_WRITTEN EXERCISE_: Leave out any pictures and transcribe all other data below exactly.

(Stored entries)
----

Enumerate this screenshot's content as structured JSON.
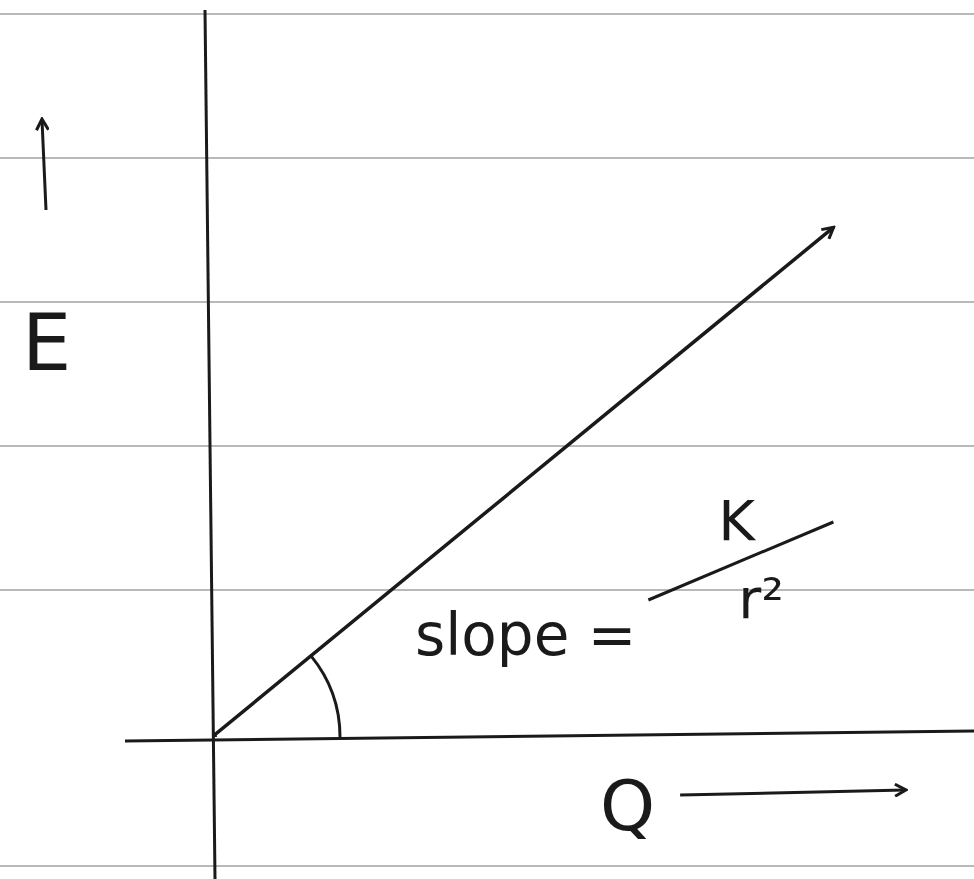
{
  "chart_data": {
    "type": "line",
    "x_label": "Q",
    "y_label": "E",
    "x": [
      0,
      8.3
    ],
    "values": [
      0,
      7.1
    ],
    "xlim": [
      0,
      10
    ],
    "ylim": [
      0,
      10
    ],
    "xticks": [],
    "yticks": [],
    "tick_labels": false,
    "grid": false,
    "color": "#1a1a1a",
    "annotation": {
      "text": "slope =",
      "numerator": "K",
      "denominator": "r²"
    }
  }
}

----

_FULL RESPONSE_:
Enumerate this screenshot's content as structured JSON.
{
  "chart_data": {
    "type": "line",
    "x_label": "Q",
    "y_label": "E",
    "x": [
      0,
      8.3
    ],
    "values": [
      0,
      7.1
    ],
    "xlim": [
      0,
      10
    ],
    "ylim": [
      0,
      10
    ],
    "xticks": [],
    "yticks": [],
    "tick_labels": false,
    "grid": false,
    "color": "#1a1a1a",
    "annotation": {
      "text": "slope =",
      "numerator": "K",
      "denominator": "r²"
    }
  }
}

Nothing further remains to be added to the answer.